● Do this
Reproduce the material in full, unchanged.

● Provided information
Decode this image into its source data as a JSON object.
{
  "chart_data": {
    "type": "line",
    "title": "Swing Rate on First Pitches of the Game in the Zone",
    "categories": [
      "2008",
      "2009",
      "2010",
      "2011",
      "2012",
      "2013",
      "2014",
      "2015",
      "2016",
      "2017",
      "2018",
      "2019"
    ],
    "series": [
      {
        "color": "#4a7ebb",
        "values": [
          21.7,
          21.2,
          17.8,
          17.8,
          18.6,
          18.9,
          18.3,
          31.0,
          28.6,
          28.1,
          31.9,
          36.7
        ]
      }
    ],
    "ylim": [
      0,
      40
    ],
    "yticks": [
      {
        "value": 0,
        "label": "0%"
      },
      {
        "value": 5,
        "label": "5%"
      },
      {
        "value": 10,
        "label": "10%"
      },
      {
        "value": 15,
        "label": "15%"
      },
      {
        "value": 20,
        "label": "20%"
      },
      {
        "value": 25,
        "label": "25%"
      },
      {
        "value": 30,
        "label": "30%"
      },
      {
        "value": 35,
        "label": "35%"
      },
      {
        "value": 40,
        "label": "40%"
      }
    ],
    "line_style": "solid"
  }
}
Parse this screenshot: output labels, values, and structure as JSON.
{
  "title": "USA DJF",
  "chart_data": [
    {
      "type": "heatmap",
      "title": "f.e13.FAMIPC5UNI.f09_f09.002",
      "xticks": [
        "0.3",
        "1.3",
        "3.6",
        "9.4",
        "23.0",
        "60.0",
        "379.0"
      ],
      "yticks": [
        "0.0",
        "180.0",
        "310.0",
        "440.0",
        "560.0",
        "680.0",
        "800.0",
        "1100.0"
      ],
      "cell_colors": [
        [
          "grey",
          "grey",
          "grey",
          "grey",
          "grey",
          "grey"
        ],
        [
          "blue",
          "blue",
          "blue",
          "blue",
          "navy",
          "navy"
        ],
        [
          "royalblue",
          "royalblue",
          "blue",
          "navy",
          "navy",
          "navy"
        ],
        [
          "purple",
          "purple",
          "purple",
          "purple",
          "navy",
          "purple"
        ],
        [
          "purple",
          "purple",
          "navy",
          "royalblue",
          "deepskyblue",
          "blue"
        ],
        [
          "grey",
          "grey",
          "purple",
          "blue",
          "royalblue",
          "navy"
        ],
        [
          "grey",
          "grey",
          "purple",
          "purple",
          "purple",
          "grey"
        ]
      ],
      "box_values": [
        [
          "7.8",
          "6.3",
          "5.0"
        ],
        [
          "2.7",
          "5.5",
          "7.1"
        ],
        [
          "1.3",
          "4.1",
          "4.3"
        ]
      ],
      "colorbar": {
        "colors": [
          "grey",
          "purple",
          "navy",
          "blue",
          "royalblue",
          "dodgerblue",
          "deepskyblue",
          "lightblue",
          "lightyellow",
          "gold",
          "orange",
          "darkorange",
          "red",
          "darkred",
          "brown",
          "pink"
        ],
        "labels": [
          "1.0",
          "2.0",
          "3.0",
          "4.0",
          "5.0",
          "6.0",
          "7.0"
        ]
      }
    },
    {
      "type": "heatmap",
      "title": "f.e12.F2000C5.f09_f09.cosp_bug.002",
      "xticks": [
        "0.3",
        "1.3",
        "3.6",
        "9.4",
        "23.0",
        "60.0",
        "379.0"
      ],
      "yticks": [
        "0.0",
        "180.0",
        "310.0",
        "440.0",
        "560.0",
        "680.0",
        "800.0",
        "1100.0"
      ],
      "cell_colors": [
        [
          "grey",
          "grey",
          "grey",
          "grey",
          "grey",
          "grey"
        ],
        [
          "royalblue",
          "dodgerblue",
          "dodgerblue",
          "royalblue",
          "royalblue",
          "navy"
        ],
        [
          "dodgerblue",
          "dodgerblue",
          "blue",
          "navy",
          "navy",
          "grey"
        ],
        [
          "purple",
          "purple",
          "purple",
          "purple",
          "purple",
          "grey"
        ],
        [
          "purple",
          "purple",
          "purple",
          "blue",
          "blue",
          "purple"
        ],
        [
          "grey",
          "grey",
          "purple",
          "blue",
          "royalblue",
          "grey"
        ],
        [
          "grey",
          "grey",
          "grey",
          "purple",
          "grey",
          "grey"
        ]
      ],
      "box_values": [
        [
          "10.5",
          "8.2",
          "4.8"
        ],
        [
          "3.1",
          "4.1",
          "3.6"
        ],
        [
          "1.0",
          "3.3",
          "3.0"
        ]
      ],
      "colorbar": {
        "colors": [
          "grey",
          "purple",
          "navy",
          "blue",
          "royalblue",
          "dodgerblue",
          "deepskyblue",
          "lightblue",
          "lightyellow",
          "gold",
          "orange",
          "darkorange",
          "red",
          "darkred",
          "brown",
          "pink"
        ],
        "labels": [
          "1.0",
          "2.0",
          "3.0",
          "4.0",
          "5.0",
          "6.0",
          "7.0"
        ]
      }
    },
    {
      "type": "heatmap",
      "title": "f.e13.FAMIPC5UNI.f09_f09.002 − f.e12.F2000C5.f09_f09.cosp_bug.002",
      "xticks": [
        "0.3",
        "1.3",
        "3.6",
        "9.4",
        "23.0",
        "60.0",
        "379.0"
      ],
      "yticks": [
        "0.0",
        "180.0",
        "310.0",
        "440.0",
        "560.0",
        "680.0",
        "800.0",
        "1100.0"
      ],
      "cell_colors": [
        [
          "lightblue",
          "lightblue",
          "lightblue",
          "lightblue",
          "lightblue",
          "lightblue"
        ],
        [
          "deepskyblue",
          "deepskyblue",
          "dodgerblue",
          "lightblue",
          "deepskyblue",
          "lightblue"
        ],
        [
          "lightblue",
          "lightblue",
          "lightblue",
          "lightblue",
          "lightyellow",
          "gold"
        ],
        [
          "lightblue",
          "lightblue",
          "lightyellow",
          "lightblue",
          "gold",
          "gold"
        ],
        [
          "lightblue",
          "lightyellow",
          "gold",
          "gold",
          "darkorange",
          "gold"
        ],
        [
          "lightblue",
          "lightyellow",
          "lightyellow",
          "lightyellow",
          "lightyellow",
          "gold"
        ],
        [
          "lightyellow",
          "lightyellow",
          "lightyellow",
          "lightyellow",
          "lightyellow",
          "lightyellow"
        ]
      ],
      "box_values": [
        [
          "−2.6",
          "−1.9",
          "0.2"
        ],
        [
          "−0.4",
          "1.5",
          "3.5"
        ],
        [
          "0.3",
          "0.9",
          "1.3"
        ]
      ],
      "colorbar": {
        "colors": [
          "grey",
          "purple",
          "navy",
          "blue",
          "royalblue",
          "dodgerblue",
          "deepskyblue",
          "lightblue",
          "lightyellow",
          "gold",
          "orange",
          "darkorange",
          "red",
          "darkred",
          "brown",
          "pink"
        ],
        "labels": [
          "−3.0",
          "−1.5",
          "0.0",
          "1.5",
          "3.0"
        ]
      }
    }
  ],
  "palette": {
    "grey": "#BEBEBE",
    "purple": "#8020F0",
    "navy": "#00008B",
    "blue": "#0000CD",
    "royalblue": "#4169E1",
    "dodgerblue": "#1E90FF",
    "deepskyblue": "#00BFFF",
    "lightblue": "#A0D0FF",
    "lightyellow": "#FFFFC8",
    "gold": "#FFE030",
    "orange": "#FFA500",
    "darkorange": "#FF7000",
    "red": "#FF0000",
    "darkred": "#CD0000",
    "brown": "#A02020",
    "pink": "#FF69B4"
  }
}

● Solution to the problem
Decode this image into its source data as a JSON object.
{
  "chart_data": {
    "type": "line",
    "title": "Swing Rate on First Pitches of the Game in the Zone",
    "categories": [
      "2008",
      "2009",
      "2010",
      "2011",
      "2012",
      "2013",
      "2014",
      "2015",
      "2016",
      "2017",
      "2018",
      "2019"
    ],
    "series": [
      {
        "color": "#4a7ebb",
        "values": [
          21.7,
          21.2,
          17.8,
          17.8,
          18.6,
          18.9,
          18.3,
          31.0,
          28.6,
          28.1,
          31.9,
          36.7
        ]
      }
    ],
    "ylim": [
      0,
      40
    ],
    "yticks": [
      {
        "value": 0,
        "label": "0%"
      },
      {
        "value": 5,
        "label": "5%"
      },
      {
        "value": 10,
        "label": "10%"
      },
      {
        "value": 15,
        "label": "15%"
      },
      {
        "value": 20,
        "label": "20%"
      },
      {
        "value": 25,
        "label": "25%"
      },
      {
        "value": 30,
        "label": "30%"
      },
      {
        "value": 35,
        "label": "35%"
      },
      {
        "value": 40,
        "label": "40%"
      }
    ],
    "line_style": "solid"
  }
}
Parse this screenshot: output labels, values, and structure as JSON.
{
  "title": "USA DJF",
  "chart_data": [
    {
      "type": "heatmap",
      "title": "f.e13.FAMIPC5UNI.f09_f09.002",
      "xticks": [
        "0.3",
        "1.3",
        "3.6",
        "9.4",
        "23.0",
        "60.0",
        "379.0"
      ],
      "yticks": [
        "0.0",
        "180.0",
        "310.0",
        "440.0",
        "560.0",
        "680.0",
        "800.0",
        "1100.0"
      ],
      "cell_colors": [
        [
          "grey",
          "grey",
          "grey",
          "grey",
          "grey",
          "grey"
        ],
        [
          "blue",
          "blue",
          "blue",
          "blue",
          "navy",
          "navy"
        ],
        [
          "royalblue",
          "royalblue",
          "blue",
          "navy",
          "navy",
          "navy"
        ],
        [
          "purple",
          "purple",
          "purple",
          "purple",
          "navy",
          "purple"
        ],
        [
          "purple",
          "purple",
          "navy",
          "royalblue",
          "deepskyblue",
          "blue"
        ],
        [
          "grey",
          "grey",
          "purple",
          "blue",
          "royalblue",
          "navy"
        ],
        [
          "grey",
          "grey",
          "purple",
          "purple",
          "purple",
          "grey"
        ]
      ],
      "box_values": [
        [
          "7.8",
          "6.3",
          "5.0"
        ],
        [
          "2.7",
          "5.5",
          "7.1"
        ],
        [
          "1.3",
          "4.1",
          "4.3"
        ]
      ],
      "colorbar": {
        "colors": [
          "grey",
          "purple",
          "navy",
          "blue",
          "royalblue",
          "dodgerblue",
          "deepskyblue",
          "lightblue",
          "lightyellow",
          "gold",
          "orange",
          "darkorange",
          "red",
          "darkred",
          "brown",
          "pink"
        ],
        "labels": [
          "1.0",
          "2.0",
          "3.0",
          "4.0",
          "5.0",
          "6.0",
          "7.0"
        ]
      }
    },
    {
      "type": "heatmap",
      "title": "f.e12.F2000C5.f09_f09.cosp_bug.002",
      "xticks": [
        "0.3",
        "1.3",
        "3.6",
        "9.4",
        "23.0",
        "60.0",
        "379.0"
      ],
      "yticks": [
        "0.0",
        "180.0",
        "310.0",
        "440.0",
        "560.0",
        "680.0",
        "800.0",
        "1100.0"
      ],
      "cell_colors": [
        [
          "grey",
          "grey",
          "grey",
          "grey",
          "grey",
          "grey"
        ],
        [
          "royalblue",
          "dodgerblue",
          "dodgerblue",
          "royalblue",
          "royalblue",
          "navy"
        ],
        [
          "dodgerblue",
          "dodgerblue",
          "blue",
          "navy",
          "navy",
          "grey"
        ],
        [
          "purple",
          "purple",
          "purple",
          "purple",
          "purple",
          "grey"
        ],
        [
          "purple",
          "purple",
          "purple",
          "blue",
          "blue",
          "purple"
        ],
        [
          "grey",
          "grey",
          "purple",
          "blue",
          "royalblue",
          "grey"
        ],
        [
          "grey",
          "grey",
          "grey",
          "purple",
          "grey",
          "grey"
        ]
      ],
      "box_values": [
        [
          "10.5",
          "8.2",
          "4.8"
        ],
        [
          "3.1",
          "4.1",
          "3.6"
        ],
        [
          "1.0",
          "3.3",
          "3.0"
        ]
      ],
      "colorbar": {
        "colors": [
          "grey",
          "purple",
          "navy",
          "blue",
          "royalblue",
          "dodgerblue",
          "deepskyblue",
          "lightblue",
          "lightyellow",
          "gold",
          "orange",
          "darkorange",
          "red",
          "darkred",
          "brown",
          "pink"
        ],
        "labels": [
          "1.0",
          "2.0",
          "3.0",
          "4.0",
          "5.0",
          "6.0",
          "7.0"
        ]
      }
    },
    {
      "type": "heatmap",
      "title": "f.e13.FAMIPC5UNI.f09_f09.002 − f.e12.F2000C5.f09_f09.cosp_bug.002",
      "xticks": [
        "0.3",
        "1.3",
        "3.6",
        "9.4",
        "23.0",
        "60.0",
        "379.0"
      ],
      "yticks": [
        "0.0",
        "180.0",
        "310.0",
        "440.0",
        "560.0",
        "680.0",
        "800.0",
        "1100.0"
      ],
      "cell_colors": [
        [
          "lightblue",
          "lightblue",
          "lightblue",
          "lightblue",
          "lightblue",
          "lightblue"
        ],
        [
          "deepskyblue",
          "deepskyblue",
          "dodgerblue",
          "lightblue",
          "deepskyblue",
          "lightblue"
        ],
        [
          "lightblue",
          "lightblue",
          "lightblue",
          "lightblue",
          "lightyellow",
          "gold"
        ],
        [
          "lightblue",
          "lightblue",
          "lightyellow",
          "lightblue",
          "gold",
          "gold"
        ],
        [
          "lightblue",
          "lightyellow",
          "gold",
          "gold",
          "darkorange",
          "gold"
        ],
        [
          "lightblue",
          "lightyellow",
          "lightyellow",
          "lightyellow",
          "lightyellow",
          "gold"
        ],
        [
          "lightyellow",
          "lightyellow",
          "lightyellow",
          "lightyellow",
          "lightyellow",
          "lightyellow"
        ]
      ],
      "box_values": [
        [
          "−2.6",
          "−1.9",
          "0.2"
        ],
        [
          "−0.4",
          "1.5",
          "3.5"
        ],
        [
          "0.3",
          "0.9",
          "1.3"
        ]
      ],
      "colorbar": {
        "colors": [
          "grey",
          "purple",
          "navy",
          "blue",
          "royalblue",
          "dodgerblue",
          "deepskyblue",
          "lightblue",
          "lightyellow",
          "gold",
          "orange",
          "darkorange",
          "red",
          "darkred",
          "brown",
          "pink"
        ],
        "labels": [
          "−3.0",
          "−1.5",
          "0.0",
          "1.5",
          "3.0"
        ]
      }
    }
  ],
  "palette": {
    "grey": "#BEBEBE",
    "purple": "#8020F0",
    "navy": "#00008B",
    "blue": "#0000CD",
    "royalblue": "#4169E1",
    "dodgerblue": "#1E90FF",
    "deepskyblue": "#00BFFF",
    "lightblue": "#A0D0FF",
    "lightyellow": "#FFFFC8",
    "gold": "#FFE030",
    "orange": "#FFA500",
    "darkorange": "#FF7000",
    "red": "#FF0000",
    "darkred": "#CD0000",
    "brown": "#A02020",
    "pink": "#FF69B4"
  }
}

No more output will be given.